(Collected data entries)
—————

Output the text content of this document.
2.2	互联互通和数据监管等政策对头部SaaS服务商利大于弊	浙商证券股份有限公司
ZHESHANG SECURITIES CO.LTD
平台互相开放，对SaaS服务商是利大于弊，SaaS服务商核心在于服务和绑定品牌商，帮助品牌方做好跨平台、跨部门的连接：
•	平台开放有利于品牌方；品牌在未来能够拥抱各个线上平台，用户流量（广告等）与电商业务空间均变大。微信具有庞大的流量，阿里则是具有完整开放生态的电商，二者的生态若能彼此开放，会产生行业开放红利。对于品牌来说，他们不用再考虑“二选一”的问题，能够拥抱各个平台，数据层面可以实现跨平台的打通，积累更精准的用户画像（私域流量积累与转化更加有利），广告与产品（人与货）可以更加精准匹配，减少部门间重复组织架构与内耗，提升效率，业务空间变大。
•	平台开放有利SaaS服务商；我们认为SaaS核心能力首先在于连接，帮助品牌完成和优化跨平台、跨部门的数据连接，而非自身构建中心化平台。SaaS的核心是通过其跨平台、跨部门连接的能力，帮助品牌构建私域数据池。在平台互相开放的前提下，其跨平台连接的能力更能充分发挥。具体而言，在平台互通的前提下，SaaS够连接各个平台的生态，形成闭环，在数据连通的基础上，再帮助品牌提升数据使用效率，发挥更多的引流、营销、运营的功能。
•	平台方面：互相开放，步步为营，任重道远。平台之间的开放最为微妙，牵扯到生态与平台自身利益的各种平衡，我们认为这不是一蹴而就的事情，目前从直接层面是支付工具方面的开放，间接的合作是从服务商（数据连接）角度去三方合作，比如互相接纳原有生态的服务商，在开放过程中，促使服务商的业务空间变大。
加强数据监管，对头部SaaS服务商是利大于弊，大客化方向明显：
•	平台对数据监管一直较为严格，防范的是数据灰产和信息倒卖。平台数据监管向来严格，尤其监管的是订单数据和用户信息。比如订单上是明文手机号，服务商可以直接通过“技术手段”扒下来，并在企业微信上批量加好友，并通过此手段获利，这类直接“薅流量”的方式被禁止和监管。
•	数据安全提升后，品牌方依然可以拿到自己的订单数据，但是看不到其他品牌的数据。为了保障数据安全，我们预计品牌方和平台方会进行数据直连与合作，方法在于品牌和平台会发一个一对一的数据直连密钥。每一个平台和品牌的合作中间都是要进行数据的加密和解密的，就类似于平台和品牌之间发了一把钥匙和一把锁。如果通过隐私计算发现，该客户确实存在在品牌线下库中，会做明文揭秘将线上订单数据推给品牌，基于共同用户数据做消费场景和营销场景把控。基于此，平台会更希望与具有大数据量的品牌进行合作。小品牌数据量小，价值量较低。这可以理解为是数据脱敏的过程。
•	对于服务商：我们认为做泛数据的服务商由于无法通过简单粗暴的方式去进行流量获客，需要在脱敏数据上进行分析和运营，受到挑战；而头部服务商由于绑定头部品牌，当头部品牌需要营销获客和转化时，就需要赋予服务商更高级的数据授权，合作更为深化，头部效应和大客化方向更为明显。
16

—————

Description of the task:
Every line above should be retyped exactly as given.

Solved exercise:
Output the text content of this document.
2.2	互联互通和数据监管等政策对头部SaaS服务商利大于弊	浙商证券股份有限公司
ZHESHANG SECURITIES CO.LTD
平台互相开放，对SaaS服务商是利大于弊，SaaS服务商核心在于服务和绑定品牌商，帮助品牌方做好跨平台、跨部门的连接：
•	平台开放有利于品牌方；品牌在未来能够拥抱各个线上平台，用户流量（广告等）与电商业务空间均变大。微信具有庞大的流量，阿里则是具有完整开放生态的电商，二者的生态若能彼此开放，会产生行业开放红利。对于品牌来说，他们不用再考虑“二选一”的问题，能够拥抱各个平台，数据层面可以实现跨平台的打通，积累更精准的用户画像（私域流量积累与转化更加有利），广告与产品（人与货）可以更加精准匹配，减少部门间重复组织架构与内耗，提升效率，业务空间变大。
•	平台开放有利SaaS服务商；我们认为SaaS核心能力首先在于连接，帮助品牌完成和优化跨平台、跨部门的数据连接，而非自身构建中心化平台。SaaS的核心是通过其跨平台、跨部门连接的能力，帮助品牌构建私域数据池。在平台互相开放的前提下，其跨平台连接的能力更能充分发挥。具体而言，在平台互通的前提下，SaaS够连接各个平台的生态，形成闭环，在数据连通的基础上，再帮助品牌提升数据使用效率，发挥更多的引流、营销、运营的功能。
•	平台方面：互相开放，步步为营，任重道远。平台之间的开放最为微妙，牵扯到生态与平台自身利益的各种平衡，我们认为这不是一蹴而就的事情，目前从直接层面是支付工具方面的开放，间接的合作是从服务商（数据连接）角度去三方合作，比如互相接纳原有生态的服务商，在开放过程中，促使服务商的业务空间变大。
加强数据监管，对头部SaaS服务商是利大于弊，大客化方向明显：
•	平台对数据监管一直较为严格，防范的是数据灰产和信息倒卖。平台数据监管向来严格，尤其监管的是订单数据和用户信息。比如订单上是明文手机号，服务商可以直接通过“技术手段”扒下来，并在企业微信上批量加好友，并通过此手段获利，这类直接“薅流量”的方式被禁止和监管。
•	数据安全提升后，品牌方依然可以拿到自己的订单数据，但是看不到其他品牌的数据。为了保障数据安全，我们预计品牌方和平台方会进行数据直连与合作，方法在于品牌和平台会发一个一对一的数据直连密钥。每一个平台和品牌的合作中间都是要进行数据的加密和解密的，就类似于平台和品牌之间发了一把钥匙和一把锁。如果通过隐私计算发现，该客户确实存在在品牌线下库中，会做明文揭秘将线上订单数据推给品牌，基于共同用户数据做消费场景和营销场景把控。基于此，平台会更希望与具有大数据量的品牌进行合作。小品牌数据量小，价值量较低。这可以理解为是数据脱敏的过程。
•	对于服务商：我们认为做泛数据的服务商由于无法通过简单粗暴的方式去进行流量获客，需要在脱敏数据上进行分析和运营，受到挑战；而头部服务商由于绑定头部品牌，当头部品牌需要营销获客和转化时，就需要赋予服务商更高级的数据授权，合作更为深化，头部效应和大客化方向更为明显。
16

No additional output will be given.